§ Task statement: Tally the lines in the following entries that include the word "label"; state only the total.

§ Extracted records:
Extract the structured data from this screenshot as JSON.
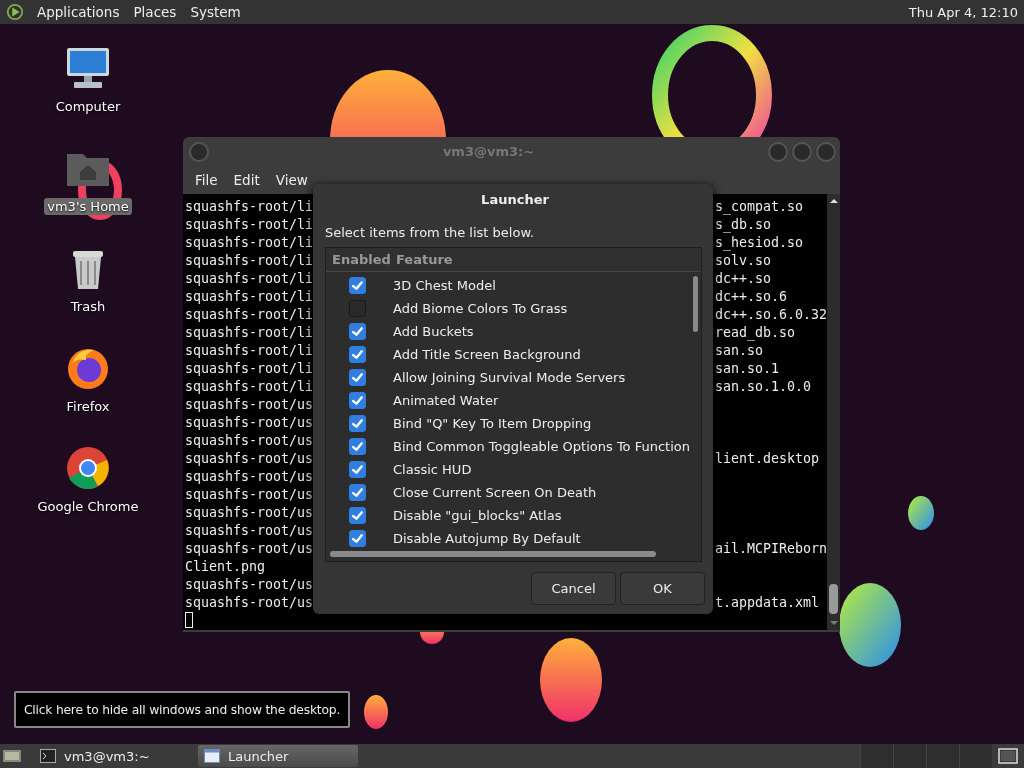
{
  "top_panel": {
    "menus": [
      "Applications",
      "Places",
      "System"
    ],
    "clock": "Thu Apr  4, 12:10"
  },
  "desktop_icons": [
    {
      "label": "Computer",
      "kind": "computer",
      "selected": false
    },
    {
      "label": "vm3's Home",
      "kind": "home",
      "selected": true
    },
    {
      "label": "Trash",
      "kind": "trash",
      "selected": false
    },
    {
      "label": "Firefox",
      "kind": "firefox",
      "selected": false
    },
    {
      "label": "Google Chrome",
      "kind": "chrome",
      "selected": false
    }
  ],
  "terminal": {
    "title": "vm3@vm3:~",
    "menus": [
      "File",
      "Edit",
      "View"
    ],
    "lines": [
      {
        "left": "squashfs-root/li",
        "right": "s_compat.so"
      },
      {
        "left": "squashfs-root/li",
        "right": "s_db.so"
      },
      {
        "left": "squashfs-root/li",
        "right": "s_hesiod.so"
      },
      {
        "left": "squashfs-root/li",
        "right": "solv.so"
      },
      {
        "left": "squashfs-root/li",
        "right": "dc++.so"
      },
      {
        "left": "squashfs-root/li",
        "right": "dc++.so.6"
      },
      {
        "left": "squashfs-root/li",
        "right": "dc++.so.6.0.32"
      },
      {
        "left": "squashfs-root/li",
        "right": "read_db.so"
      },
      {
        "left": "squashfs-root/li",
        "right": "san.so"
      },
      {
        "left": "squashfs-root/li",
        "right": "san.so.1"
      },
      {
        "left": "squashfs-root/li",
        "right": "san.so.1.0.0"
      },
      {
        "left": "squashfs-root/us"
      },
      {
        "left": "squashfs-root/us"
      },
      {
        "left": "squashfs-root/us"
      },
      {
        "left": "squashfs-root/us",
        "right": "lient.desktop"
      },
      {
        "left": "squashfs-root/us"
      },
      {
        "left": "squashfs-root/us"
      },
      {
        "left": "squashfs-root/us"
      },
      {
        "left": "squashfs-root/us"
      },
      {
        "left": "squashfs-root/us",
        "right": "ail.MCPIReborn"
      },
      {
        "left": "Client.png"
      },
      {
        "left": "squashfs-root/us"
      },
      {
        "left": "squashfs-root/us",
        "right": "t.appdata.xml"
      }
    ]
  },
  "dialog": {
    "title": "Launcher",
    "instruction": "Select items from the list below.",
    "columns": [
      "Enabled",
      "Feature"
    ],
    "rows": [
      {
        "feature": "3D Chest Model",
        "checked": true
      },
      {
        "feature": "Add Biome Colors To Grass",
        "checked": false
      },
      {
        "feature": "Add Buckets",
        "checked": true
      },
      {
        "feature": "Add Title Screen Background",
        "checked": true
      },
      {
        "feature": "Allow Joining Survival Mode Servers",
        "checked": true
      },
      {
        "feature": "Animated Water",
        "checked": true
      },
      {
        "feature": "Bind \"Q\" Key To Item Dropping",
        "checked": true
      },
      {
        "feature": "Bind Common Toggleable Options To Function",
        "checked": true
      },
      {
        "feature": "Classic HUD",
        "checked": true
      },
      {
        "feature": "Close Current Screen On Death",
        "checked": true
      },
      {
        "feature": "Disable \"gui_blocks\" Atlas",
        "checked": true
      },
      {
        "feature": "Disable Autojump By Default",
        "checked": true
      }
    ],
    "buttons": [
      "Cancel",
      "OK"
    ]
  },
  "tooltip": "Click here to hide all windows and show the desktop.",
  "taskbar": {
    "items": [
      {
        "label": "vm3@vm3:~",
        "kind": "terminal",
        "selected": false
      },
      {
        "label": "Launcher",
        "kind": "window",
        "selected": true
      }
    ]
  }
}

§ Answer to the exercise: 7